▶ _Work item_
Go through the entries and copy every line that has the string "Faraday" in it.

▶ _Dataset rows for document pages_
+-------+
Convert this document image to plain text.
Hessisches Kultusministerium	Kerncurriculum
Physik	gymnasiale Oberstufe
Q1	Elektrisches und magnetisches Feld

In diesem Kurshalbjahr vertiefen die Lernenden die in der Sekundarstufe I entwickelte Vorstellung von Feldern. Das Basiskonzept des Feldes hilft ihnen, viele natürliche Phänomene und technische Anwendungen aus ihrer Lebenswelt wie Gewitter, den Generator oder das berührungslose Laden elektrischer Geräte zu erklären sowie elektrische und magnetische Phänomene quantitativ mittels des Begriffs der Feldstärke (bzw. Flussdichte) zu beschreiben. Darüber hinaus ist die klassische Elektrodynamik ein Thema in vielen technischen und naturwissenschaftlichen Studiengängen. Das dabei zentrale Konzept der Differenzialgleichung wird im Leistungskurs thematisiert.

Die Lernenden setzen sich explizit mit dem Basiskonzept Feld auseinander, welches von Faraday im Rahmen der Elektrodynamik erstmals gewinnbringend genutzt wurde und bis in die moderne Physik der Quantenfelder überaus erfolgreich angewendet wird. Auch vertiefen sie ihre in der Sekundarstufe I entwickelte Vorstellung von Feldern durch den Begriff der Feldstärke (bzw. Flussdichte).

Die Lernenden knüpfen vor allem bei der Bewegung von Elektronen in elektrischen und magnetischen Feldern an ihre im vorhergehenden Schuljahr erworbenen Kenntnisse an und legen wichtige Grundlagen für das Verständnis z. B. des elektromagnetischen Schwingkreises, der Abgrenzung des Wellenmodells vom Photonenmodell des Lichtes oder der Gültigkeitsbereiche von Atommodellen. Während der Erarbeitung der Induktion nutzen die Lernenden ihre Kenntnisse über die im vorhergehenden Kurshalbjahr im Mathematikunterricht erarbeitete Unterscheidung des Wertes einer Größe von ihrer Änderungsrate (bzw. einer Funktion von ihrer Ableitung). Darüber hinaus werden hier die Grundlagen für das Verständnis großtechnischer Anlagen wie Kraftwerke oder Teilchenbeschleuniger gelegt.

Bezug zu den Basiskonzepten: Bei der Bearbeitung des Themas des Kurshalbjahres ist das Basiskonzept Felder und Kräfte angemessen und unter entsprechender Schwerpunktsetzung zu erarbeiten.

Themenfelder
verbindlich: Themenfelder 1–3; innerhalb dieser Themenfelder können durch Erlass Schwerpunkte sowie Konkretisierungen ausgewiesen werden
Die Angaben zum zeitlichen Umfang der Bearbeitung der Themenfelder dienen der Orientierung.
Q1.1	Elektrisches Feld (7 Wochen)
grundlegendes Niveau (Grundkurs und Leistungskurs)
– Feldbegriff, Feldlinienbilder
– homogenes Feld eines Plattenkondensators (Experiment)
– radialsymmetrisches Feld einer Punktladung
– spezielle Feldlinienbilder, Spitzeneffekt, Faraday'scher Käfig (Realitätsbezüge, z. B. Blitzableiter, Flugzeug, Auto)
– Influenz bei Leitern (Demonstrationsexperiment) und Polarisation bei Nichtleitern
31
+-------+
▶ _Written response_
Die Lernenden setzen sich explizit mit dem Basiskonzept Feld auseinander, welches von Faraday im Rahmen der Elektrodynamik erstmals gewinnbringend genutzt wurde und bis in die moderne Physik der Quantenfelder überaus erfolgreich angewendet wird. Auch vertiefen sie ihre in der Sekundarstufe I entwickelte Vorstellung von Feldern durch den Begriff der Feldstärke (bzw. Flussdichte).
– spezielle Feldlinienbilder, Spitzeneffekt, Faraday'scher Käfig (Realitätsbezüge, z. B. Blitzableiter, Flugzeug, Auto)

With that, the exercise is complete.